╭─ Task data
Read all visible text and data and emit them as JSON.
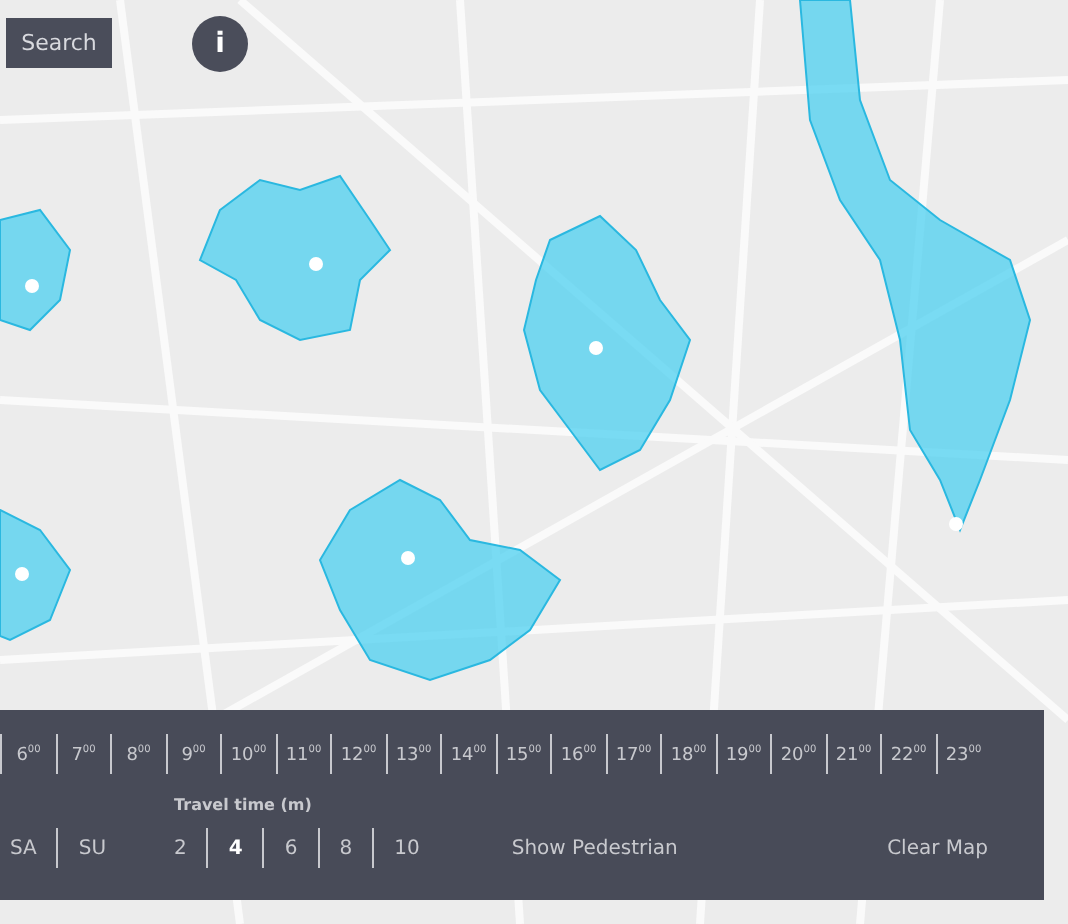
{
  "search_button": {
    "label": "Search"
  },
  "info_button": {
    "label": "i"
  },
  "hours": [
    {
      "label": "6$^{00}$",
      "selected": false
    },
    {
      "label": "7$^{00}$",
      "selected": false
    },
    {
      "label": "8$^{00}$",
      "selected": false
    },
    {
      "label": "9$^{00}$",
      "selected": false
    },
    {
      "label": "10$^{00}$",
      "selected": false
    },
    {
      "label": "11$^{00}$",
      "selected": false
    },
    {
      "label": "12$^{00}$",
      "selected": false
    },
    {
      "label": "13$^{00}$",
      "selected": false
    },
    {
      "label": "14$^{00}$",
      "selected": false
    },
    {
      "label": "15$^{00}$",
      "selected": false
    },
    {
      "label": "16$^{00}$",
      "selected": false
    },
    {
      "label": "17$^{00}$",
      "selected": false
    },
    {
      "label": "18$^{00}$",
      "selected": false
    },
    {
      "label": "19$^{00}$",
      "selected": false
    },
    {
      "label": "20$^{00}$",
      "selected": false
    },
    {
      "label": "21$^{00}$",
      "selected": false
    },
    {
      "label": "22$^{00}$",
      "selected": false
    },
    {
      "label": "23$^{00}$",
      "selected": false
    }
  ],
  "days": [
    {
      "label": "SA",
      "selected": false
    },
    {
      "label": "SU",
      "selected": false
    }
  ],
  "travel_time": {
    "title": "Travel time (m)",
    "options": [
      {
        "label": "2",
        "selected": false
      },
      {
        "label": "4",
        "selected": true
      },
      {
        "label": "6",
        "selected": false
      },
      {
        "label": "8",
        "selected": false
      },
      {
        "label": "10",
        "selected": false
      }
    ]
  },
  "show_pedestrian": "Show Pedestrian",
  "clear_map": "Clear Map"
}
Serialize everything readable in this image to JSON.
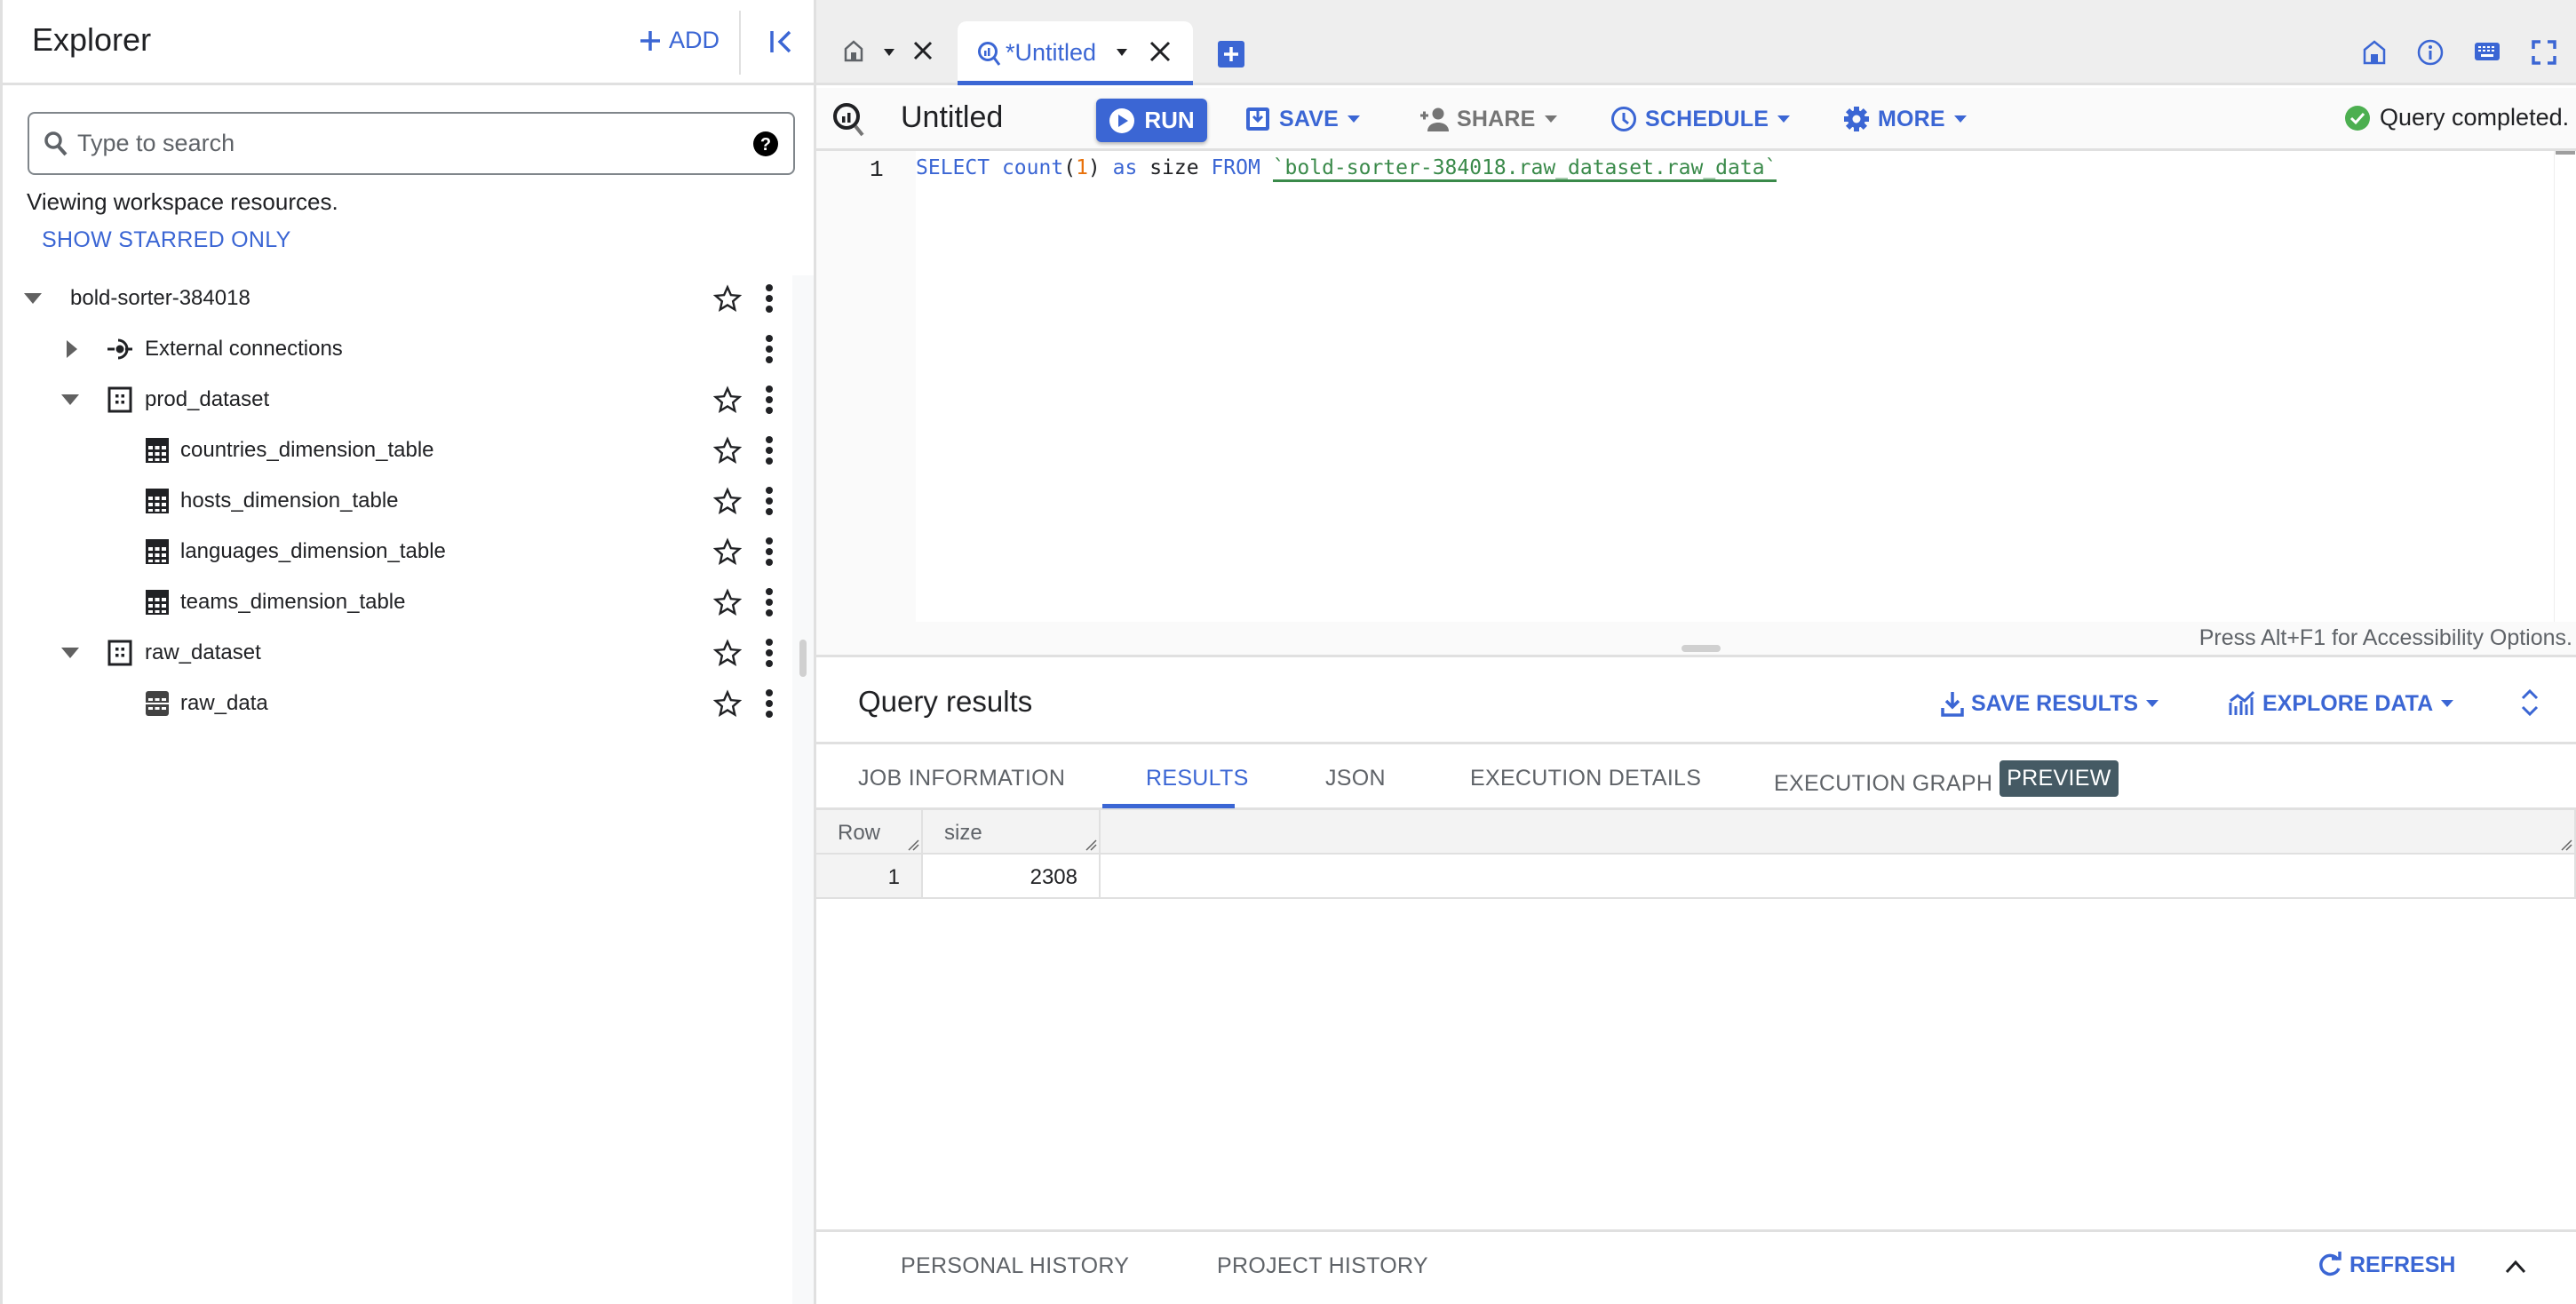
{
  "explorer": {
    "title": "Explorer",
    "add_label": "ADD",
    "search_placeholder": "Type to search",
    "search_value": "",
    "viewing_text": "Viewing workspace resources.",
    "show_starred_label": "SHOW STARRED ONLY",
    "tree": [
      {
        "label": "bold-sorter-384018",
        "type": "project",
        "expanded": true,
        "starrable": true,
        "icon": "none"
      },
      {
        "label": "External connections",
        "type": "connections",
        "expanded": false,
        "starrable": false,
        "icon": "external-connection-icon"
      },
      {
        "label": "prod_dataset",
        "type": "dataset",
        "expanded": true,
        "starrable": true,
        "icon": "dataset-icon"
      },
      {
        "label": "countries_dimension_table",
        "type": "table",
        "starrable": true,
        "icon": "table-icon"
      },
      {
        "label": "hosts_dimension_table",
        "type": "table",
        "starrable": true,
        "icon": "table-icon"
      },
      {
        "label": "languages_dimension_table",
        "type": "table",
        "starrable": true,
        "icon": "table-icon"
      },
      {
        "label": "teams_dimension_table",
        "type": "table",
        "starrable": true,
        "icon": "table-icon"
      },
      {
        "label": "raw_dataset",
        "type": "dataset",
        "expanded": true,
        "starrable": true,
        "icon": "dataset-icon"
      },
      {
        "label": "raw_data",
        "type": "table",
        "starrable": true,
        "icon": "external-table-icon"
      }
    ]
  },
  "tabs": {
    "home_icon": "home-icon",
    "active_tab_label": "*Untitled",
    "active_tab_icon": "query-icon"
  },
  "toolbar": {
    "title": "Untitled",
    "run_label": "RUN",
    "save_label": "SAVE",
    "share_label": "SHARE",
    "schedule_label": "SCHEDULE",
    "more_label": "MORE",
    "status": "Query completed."
  },
  "editor": {
    "line_number": "1",
    "tokens": [
      {
        "text": "SELECT",
        "kind": "kw"
      },
      {
        "text": " ",
        "kind": "id"
      },
      {
        "text": "count",
        "kind": "kw"
      },
      {
        "text": "(",
        "kind": "id"
      },
      {
        "text": "1",
        "kind": "num"
      },
      {
        "text": ")",
        "kind": "id"
      },
      {
        "text": " ",
        "kind": "id"
      },
      {
        "text": "as",
        "kind": "kw"
      },
      {
        "text": " size ",
        "kind": "id"
      },
      {
        "text": "FROM",
        "kind": "kw"
      },
      {
        "text": " ",
        "kind": "id"
      },
      {
        "text": "`bold-sorter-384018.raw_dataset.raw_data`",
        "kind": "str"
      }
    ],
    "accessibility_hint": "Press Alt+F1 for Accessibility Options."
  },
  "results": {
    "title": "Query results",
    "save_results_label": "SAVE RESULTS",
    "explore_data_label": "EXPLORE DATA",
    "tabs": [
      {
        "label": "JOB INFORMATION",
        "active": false
      },
      {
        "label": "RESULTS",
        "active": true
      },
      {
        "label": "JSON",
        "active": false
      },
      {
        "label": "EXECUTION DETAILS",
        "active": false
      },
      {
        "label": "EXECUTION GRAPH",
        "active": false,
        "badge": "PREVIEW"
      }
    ],
    "table": {
      "columns": [
        "Row",
        "size"
      ],
      "rows": [
        [
          "1",
          "2308"
        ]
      ]
    }
  },
  "history": {
    "personal_label": "PERSONAL HISTORY",
    "project_label": "PROJECT HISTORY",
    "refresh_label": "REFRESH"
  },
  "colors": {
    "accent": "#3b66d4",
    "success": "#4caf50",
    "badge": "#455a64"
  }
}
╰─
Work required
Filter lines by "JSON" and return each hit.

Finished task
Read all visible text and data and emit them as JSON.
Serialize everything readable in this image to JSON.
        "label": "JSON",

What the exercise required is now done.